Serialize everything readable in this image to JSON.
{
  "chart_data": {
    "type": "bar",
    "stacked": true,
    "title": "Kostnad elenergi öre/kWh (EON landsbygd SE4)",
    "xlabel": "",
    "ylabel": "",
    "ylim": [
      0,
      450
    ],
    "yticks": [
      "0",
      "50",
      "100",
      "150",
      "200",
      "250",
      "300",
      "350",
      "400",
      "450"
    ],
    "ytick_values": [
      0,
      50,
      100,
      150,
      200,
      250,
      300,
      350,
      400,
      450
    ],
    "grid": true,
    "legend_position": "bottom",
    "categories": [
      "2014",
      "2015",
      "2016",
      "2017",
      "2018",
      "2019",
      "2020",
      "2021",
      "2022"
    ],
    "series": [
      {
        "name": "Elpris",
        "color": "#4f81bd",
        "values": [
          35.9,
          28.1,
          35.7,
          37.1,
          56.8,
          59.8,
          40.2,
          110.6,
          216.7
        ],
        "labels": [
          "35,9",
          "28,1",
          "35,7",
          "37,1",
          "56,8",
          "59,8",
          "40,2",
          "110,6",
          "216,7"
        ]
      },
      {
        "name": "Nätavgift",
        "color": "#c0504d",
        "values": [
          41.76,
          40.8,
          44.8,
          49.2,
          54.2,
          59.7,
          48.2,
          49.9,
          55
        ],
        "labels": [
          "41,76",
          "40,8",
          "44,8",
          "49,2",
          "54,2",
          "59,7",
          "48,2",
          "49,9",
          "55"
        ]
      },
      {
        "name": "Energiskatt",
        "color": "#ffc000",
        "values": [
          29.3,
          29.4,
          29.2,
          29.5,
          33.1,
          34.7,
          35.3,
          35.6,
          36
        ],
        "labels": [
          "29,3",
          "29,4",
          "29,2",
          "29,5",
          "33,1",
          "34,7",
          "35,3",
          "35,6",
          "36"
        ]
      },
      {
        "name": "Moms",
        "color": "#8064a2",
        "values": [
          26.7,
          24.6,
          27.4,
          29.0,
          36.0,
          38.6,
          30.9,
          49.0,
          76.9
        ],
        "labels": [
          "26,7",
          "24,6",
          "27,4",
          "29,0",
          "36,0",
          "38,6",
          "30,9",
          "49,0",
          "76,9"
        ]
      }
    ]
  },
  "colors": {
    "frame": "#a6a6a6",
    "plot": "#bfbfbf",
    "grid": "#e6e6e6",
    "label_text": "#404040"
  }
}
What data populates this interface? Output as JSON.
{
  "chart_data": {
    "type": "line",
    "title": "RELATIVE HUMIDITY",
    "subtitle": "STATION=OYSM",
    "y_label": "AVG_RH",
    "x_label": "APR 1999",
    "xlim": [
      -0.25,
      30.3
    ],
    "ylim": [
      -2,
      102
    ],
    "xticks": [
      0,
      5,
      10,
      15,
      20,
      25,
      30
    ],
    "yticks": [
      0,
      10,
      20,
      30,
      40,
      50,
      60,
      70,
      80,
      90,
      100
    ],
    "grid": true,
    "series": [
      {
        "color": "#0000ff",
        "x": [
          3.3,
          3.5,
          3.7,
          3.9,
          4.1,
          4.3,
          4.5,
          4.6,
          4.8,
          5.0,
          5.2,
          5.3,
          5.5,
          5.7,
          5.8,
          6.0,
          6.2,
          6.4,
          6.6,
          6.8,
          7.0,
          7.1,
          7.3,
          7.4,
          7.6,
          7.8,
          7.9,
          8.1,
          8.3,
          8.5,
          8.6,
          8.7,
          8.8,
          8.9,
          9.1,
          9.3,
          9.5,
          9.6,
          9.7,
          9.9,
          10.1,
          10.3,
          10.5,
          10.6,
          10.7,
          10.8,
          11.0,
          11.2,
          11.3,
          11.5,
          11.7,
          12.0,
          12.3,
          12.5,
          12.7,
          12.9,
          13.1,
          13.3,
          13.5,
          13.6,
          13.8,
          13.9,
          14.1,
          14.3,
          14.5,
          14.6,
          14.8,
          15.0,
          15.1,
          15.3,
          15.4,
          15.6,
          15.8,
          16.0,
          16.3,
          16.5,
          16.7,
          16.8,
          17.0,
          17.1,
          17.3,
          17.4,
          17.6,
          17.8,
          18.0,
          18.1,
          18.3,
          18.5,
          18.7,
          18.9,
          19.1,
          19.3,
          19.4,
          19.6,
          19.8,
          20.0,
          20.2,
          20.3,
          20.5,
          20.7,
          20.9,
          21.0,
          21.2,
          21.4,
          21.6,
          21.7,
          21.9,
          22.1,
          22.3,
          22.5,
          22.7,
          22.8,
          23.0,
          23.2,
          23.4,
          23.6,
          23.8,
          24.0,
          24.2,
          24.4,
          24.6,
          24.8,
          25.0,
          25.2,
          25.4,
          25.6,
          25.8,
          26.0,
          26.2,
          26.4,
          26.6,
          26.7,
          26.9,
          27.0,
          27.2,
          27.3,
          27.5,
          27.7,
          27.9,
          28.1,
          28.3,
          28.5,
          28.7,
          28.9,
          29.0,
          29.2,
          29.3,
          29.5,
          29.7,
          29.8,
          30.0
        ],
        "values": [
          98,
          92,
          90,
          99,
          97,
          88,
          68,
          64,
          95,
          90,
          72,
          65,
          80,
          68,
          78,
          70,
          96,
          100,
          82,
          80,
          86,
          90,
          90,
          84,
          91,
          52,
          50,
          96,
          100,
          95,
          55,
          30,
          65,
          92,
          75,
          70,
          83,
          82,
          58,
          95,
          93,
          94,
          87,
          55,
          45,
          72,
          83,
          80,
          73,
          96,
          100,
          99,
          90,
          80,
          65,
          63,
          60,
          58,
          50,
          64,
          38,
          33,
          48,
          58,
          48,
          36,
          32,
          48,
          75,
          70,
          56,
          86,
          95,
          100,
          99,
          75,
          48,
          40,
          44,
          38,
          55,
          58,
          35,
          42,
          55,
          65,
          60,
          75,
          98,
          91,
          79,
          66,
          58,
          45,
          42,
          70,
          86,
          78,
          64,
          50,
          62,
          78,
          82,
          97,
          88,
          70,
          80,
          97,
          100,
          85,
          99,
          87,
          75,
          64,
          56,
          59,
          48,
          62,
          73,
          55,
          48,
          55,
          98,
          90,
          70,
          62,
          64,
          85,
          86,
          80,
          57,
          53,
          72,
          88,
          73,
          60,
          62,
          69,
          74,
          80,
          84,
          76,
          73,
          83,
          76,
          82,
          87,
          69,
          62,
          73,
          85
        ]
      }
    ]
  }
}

_DIRECTION_. Above are the records; copy all of them exactly.

_WRITTEN REPLY_.
Serialize everything readable in this image to JSON.
{
  "chart_data": {
    "type": "bar",
    "stacked": true,
    "title": "Kostnad elenergi öre/kWh (EON landsbygd SE4)",
    "xlabel": "",
    "ylabel": "",
    "ylim": [
      0,
      450
    ],
    "yticks": [
      "0",
      "50",
      "100",
      "150",
      "200",
      "250",
      "300",
      "350",
      "400",
      "450"
    ],
    "ytick_values": [
      0,
      50,
      100,
      150,
      200,
      250,
      300,
      350,
      400,
      450
    ],
    "grid": true,
    "legend_position": "bottom",
    "categories": [
      "2014",
      "2015",
      "2016",
      "2017",
      "2018",
      "2019",
      "2020",
      "2021",
      "2022"
    ],
    "series": [
      {
        "name": "Elpris",
        "color": "#4f81bd",
        "values": [
          35.9,
          28.1,
          35.7,
          37.1,
          56.8,
          59.8,
          40.2,
          110.6,
          216.7
        ],
        "labels": [
          "35,9",
          "28,1",
          "35,7",
          "37,1",
          "56,8",
          "59,8",
          "40,2",
          "110,6",
          "216,7"
        ]
      },
      {
        "name": "Nätavgift",
        "color": "#c0504d",
        "values": [
          41.76,
          40.8,
          44.8,
          49.2,
          54.2,
          59.7,
          48.2,
          49.9,
          55
        ],
        "labels": [
          "41,76",
          "40,8",
          "44,8",
          "49,2",
          "54,2",
          "59,7",
          "48,2",
          "49,9",
          "55"
        ]
      },
      {
        "name": "Energiskatt",
        "color": "#ffc000",
        "values": [
          29.3,
          29.4,
          29.2,
          29.5,
          33.1,
          34.7,
          35.3,
          35.6,
          36
        ],
        "labels": [
          "29,3",
          "29,4",
          "29,2",
          "29,5",
          "33,1",
          "34,7",
          "35,3",
          "35,6",
          "36"
        ]
      },
      {
        "name": "Moms",
        "color": "#8064a2",
        "values": [
          26.7,
          24.6,
          27.4,
          29.0,
          36.0,
          38.6,
          30.9,
          49.0,
          76.9
        ],
        "labels": [
          "26,7",
          "24,6",
          "27,4",
          "29,0",
          "36,0",
          "38,6",
          "30,9",
          "49,0",
          "76,9"
        ]
      }
    ]
  },
  "colors": {
    "frame": "#a6a6a6",
    "plot": "#bfbfbf",
    "grid": "#e6e6e6",
    "label_text": "#404040"
  }
}
What data populates this interface? Output as JSON.
{
  "chart_data": {
    "type": "line",
    "title": "RELATIVE HUMIDITY",
    "subtitle": "STATION=OYSM",
    "y_label": "AVG_RH",
    "x_label": "APR 1999",
    "xlim": [
      -0.25,
      30.3
    ],
    "ylim": [
      -2,
      102
    ],
    "xticks": [
      0,
      5,
      10,
      15,
      20,
      25,
      30
    ],
    "yticks": [
      0,
      10,
      20,
      30,
      40,
      50,
      60,
      70,
      80,
      90,
      100
    ],
    "grid": true,
    "series": [
      {
        "color": "#0000ff",
        "x": [
          3.3,
          3.5,
          3.7,
          3.9,
          4.1,
          4.3,
          4.5,
          4.6,
          4.8,
          5.0,
          5.2,
          5.3,
          5.5,
          5.7,
          5.8,
          6.0,
          6.2,
          6.4,
          6.6,
          6.8,
          7.0,
          7.1,
          7.3,
          7.4,
          7.6,
          7.8,
          7.9,
          8.1,
          8.3,
          8.5,
          8.6,
          8.7,
          8.8,
          8.9,
          9.1,
          9.3,
          9.5,
          9.6,
          9.7,
          9.9,
          10.1,
          10.3,
          10.5,
          10.6,
          10.7,
          10.8,
          11.0,
          11.2,
          11.3,
          11.5,
          11.7,
          12.0,
          12.3,
          12.5,
          12.7,
          12.9,
          13.1,
          13.3,
          13.5,
          13.6,
          13.8,
          13.9,
          14.1,
          14.3,
          14.5,
          14.6,
          14.8,
          15.0,
          15.1,
          15.3,
          15.4,
          15.6,
          15.8,
          16.0,
          16.3,
          16.5,
          16.7,
          16.8,
          17.0,
          17.1,
          17.3,
          17.4,
          17.6,
          17.8,
          18.0,
          18.1,
          18.3,
          18.5,
          18.7,
          18.9,
          19.1,
          19.3,
          19.4,
          19.6,
          19.8,
          20.0,
          20.2,
          20.3,
          20.5,
          20.7,
          20.9,
          21.0,
          21.2,
          21.4,
          21.6,
          21.7,
          21.9,
          22.1,
          22.3,
          22.5,
          22.7,
          22.8,
          23.0,
          23.2,
          23.4,
          23.6,
          23.8,
          24.0,
          24.2,
          24.4,
          24.6,
          24.8,
          25.0,
          25.2,
          25.4,
          25.6,
          25.8,
          26.0,
          26.2,
          26.4,
          26.6,
          26.7,
          26.9,
          27.0,
          27.2,
          27.3,
          27.5,
          27.7,
          27.9,
          28.1,
          28.3,
          28.5,
          28.7,
          28.9,
          29.0,
          29.2,
          29.3,
          29.5,
          29.7,
          29.8,
          30.0
        ],
        "values": [
          98,
          92,
          90,
          99,
          97,
          88,
          68,
          64,
          95,
          90,
          72,
          65,
          80,
          68,
          78,
          70,
          96,
          100,
          82,
          80,
          86,
          90,
          90,
          84,
          91,
          52,
          50,
          96,
          100,
          95,
          55,
          30,
          65,
          92,
          75,
          70,
          83,
          82,
          58,
          95,
          93,
          94,
          87,
          55,
          45,
          72,
          83,
          80,
          73,
          96,
          100,
          99,
          90,
          80,
          65,
          63,
          60,
          58,
          50,
          64,
          38,
          33,
          48,
          58,
          48,
          36,
          32,
          48,
          75,
          70,
          56,
          86,
          95,
          100,
          99,
          75,
          48,
          40,
          44,
          38,
          55,
          58,
          35,
          42,
          55,
          65,
          60,
          75,
          98,
          91,
          79,
          66,
          58,
          45,
          42,
          70,
          86,
          78,
          64,
          50,
          62,
          78,
          82,
          97,
          88,
          70,
          80,
          97,
          100,
          85,
          99,
          87,
          75,
          64,
          56,
          59,
          48,
          62,
          73,
          55,
          48,
          55,
          98,
          90,
          70,
          62,
          64,
          85,
          86,
          80,
          57,
          53,
          72,
          88,
          73,
          60,
          62,
          69,
          74,
          80,
          84,
          76,
          73,
          83,
          76,
          82,
          87,
          69,
          62,
          73,
          85
        ]
      }
    ]
  }
}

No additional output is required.